→ **EXERCISE DESCRIPTION**: Give the total number of lines with the word "Jeudi" in them, and no other words.

→ **GIVEN DATA**:
::::::

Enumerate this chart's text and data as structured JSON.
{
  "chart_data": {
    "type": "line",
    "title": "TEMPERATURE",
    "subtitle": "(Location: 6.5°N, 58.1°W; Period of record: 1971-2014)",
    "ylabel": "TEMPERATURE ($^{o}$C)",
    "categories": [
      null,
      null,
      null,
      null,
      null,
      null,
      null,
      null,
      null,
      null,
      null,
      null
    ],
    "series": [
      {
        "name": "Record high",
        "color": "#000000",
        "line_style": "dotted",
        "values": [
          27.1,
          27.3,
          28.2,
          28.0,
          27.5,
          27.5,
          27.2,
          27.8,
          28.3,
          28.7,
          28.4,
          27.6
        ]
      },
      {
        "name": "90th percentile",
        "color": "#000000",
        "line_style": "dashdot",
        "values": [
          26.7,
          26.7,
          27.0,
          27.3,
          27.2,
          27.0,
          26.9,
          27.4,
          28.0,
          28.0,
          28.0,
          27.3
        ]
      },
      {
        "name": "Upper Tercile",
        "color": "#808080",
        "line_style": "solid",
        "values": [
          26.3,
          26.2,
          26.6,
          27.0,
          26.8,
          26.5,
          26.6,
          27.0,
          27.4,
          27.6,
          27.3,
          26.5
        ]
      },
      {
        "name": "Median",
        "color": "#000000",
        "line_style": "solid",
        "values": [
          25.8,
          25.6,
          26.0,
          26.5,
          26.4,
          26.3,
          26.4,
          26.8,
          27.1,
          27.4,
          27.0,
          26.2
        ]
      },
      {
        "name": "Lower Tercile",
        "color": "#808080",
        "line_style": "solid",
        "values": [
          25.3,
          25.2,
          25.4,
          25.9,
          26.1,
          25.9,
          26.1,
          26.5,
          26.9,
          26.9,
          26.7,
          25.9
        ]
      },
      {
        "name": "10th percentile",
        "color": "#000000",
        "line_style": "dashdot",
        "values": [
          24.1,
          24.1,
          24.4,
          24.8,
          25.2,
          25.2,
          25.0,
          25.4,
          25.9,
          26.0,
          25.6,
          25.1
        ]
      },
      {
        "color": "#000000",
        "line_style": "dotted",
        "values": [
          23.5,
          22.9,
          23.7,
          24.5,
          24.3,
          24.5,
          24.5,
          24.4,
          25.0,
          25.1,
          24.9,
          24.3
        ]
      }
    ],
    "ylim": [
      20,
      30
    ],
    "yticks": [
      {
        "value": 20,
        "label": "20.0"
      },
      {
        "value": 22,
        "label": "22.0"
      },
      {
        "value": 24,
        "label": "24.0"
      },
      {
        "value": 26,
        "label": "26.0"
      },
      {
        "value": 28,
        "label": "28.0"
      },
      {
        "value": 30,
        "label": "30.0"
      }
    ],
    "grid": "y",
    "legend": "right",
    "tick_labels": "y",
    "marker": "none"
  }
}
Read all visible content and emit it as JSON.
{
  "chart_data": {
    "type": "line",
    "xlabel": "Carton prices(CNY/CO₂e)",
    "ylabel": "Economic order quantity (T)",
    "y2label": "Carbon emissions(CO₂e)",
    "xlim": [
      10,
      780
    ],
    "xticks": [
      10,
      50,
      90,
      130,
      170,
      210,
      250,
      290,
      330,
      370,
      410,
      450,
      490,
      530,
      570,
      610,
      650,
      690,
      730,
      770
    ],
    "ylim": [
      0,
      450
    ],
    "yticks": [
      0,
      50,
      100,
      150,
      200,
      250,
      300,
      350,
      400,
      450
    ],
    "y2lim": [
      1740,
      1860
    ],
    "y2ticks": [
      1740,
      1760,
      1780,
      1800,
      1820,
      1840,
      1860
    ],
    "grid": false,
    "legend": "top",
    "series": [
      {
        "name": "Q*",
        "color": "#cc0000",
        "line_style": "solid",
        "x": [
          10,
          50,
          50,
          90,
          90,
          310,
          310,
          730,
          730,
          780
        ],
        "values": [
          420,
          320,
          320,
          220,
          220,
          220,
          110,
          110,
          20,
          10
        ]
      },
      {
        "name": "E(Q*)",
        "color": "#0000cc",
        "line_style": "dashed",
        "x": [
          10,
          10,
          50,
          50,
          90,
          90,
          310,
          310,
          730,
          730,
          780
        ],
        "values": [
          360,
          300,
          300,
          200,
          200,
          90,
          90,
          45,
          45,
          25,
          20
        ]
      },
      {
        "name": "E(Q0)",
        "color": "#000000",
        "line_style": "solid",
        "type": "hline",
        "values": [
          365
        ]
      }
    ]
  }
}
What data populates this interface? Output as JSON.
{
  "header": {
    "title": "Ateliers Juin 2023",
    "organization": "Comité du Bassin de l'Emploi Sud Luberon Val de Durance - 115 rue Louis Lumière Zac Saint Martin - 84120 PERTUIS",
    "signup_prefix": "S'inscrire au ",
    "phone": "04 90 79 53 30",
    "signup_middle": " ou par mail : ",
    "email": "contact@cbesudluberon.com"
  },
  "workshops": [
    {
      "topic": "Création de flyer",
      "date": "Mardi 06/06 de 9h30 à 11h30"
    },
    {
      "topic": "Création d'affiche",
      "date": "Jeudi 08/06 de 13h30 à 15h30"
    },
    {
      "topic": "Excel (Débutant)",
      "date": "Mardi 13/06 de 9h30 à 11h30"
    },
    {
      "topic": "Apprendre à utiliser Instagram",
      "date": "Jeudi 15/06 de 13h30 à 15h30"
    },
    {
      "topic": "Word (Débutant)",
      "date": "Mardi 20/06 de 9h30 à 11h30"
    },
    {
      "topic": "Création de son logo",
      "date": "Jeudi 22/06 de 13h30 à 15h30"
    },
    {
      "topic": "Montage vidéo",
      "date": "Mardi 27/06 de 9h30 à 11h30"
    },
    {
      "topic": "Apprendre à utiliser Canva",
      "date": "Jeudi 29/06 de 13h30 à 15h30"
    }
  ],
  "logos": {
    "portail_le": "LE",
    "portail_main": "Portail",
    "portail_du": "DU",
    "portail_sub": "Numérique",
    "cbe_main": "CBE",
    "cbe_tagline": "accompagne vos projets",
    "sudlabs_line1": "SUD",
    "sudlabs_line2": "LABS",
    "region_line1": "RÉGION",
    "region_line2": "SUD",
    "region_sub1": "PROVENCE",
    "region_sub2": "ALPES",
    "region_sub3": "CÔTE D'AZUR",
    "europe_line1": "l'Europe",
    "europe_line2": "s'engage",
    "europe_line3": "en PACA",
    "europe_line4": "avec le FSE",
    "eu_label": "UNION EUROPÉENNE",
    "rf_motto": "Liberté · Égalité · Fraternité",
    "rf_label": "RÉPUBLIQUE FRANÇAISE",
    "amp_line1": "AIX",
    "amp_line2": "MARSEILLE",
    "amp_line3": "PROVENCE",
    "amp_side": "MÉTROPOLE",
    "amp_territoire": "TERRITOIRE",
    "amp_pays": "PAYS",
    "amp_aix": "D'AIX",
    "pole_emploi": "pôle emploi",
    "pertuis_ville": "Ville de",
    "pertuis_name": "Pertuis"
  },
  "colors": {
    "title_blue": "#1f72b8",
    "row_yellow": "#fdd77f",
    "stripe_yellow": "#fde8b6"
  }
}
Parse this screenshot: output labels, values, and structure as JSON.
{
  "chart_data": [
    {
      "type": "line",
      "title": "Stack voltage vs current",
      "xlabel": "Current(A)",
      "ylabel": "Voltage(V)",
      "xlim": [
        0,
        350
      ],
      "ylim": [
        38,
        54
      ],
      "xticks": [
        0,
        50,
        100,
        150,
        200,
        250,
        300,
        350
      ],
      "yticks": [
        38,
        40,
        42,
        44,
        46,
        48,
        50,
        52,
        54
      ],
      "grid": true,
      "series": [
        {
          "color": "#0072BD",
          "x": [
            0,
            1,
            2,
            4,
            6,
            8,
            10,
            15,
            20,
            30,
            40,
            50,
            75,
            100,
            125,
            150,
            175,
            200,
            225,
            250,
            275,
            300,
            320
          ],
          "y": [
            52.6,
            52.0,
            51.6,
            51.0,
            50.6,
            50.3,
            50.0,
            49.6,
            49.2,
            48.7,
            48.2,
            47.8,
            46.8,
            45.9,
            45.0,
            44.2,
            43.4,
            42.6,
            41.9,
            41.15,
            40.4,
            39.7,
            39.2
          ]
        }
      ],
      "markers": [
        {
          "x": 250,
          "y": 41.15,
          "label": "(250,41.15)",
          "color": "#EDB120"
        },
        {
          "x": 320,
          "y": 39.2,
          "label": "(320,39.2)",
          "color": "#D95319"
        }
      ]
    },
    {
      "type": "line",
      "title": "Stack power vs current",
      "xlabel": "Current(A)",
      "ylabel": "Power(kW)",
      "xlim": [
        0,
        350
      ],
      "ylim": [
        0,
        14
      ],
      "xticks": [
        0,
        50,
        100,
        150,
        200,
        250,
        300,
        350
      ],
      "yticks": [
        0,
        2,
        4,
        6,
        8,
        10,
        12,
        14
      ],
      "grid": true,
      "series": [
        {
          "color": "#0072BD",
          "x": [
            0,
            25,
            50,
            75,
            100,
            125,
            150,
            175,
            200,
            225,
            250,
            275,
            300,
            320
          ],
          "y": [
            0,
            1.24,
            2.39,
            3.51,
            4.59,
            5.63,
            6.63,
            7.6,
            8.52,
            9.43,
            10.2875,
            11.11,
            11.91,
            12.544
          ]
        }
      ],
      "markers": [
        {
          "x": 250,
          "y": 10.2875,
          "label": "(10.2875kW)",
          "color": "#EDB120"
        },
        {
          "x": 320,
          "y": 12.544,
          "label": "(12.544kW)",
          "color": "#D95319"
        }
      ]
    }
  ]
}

::::::

→ **ANSWER**: 4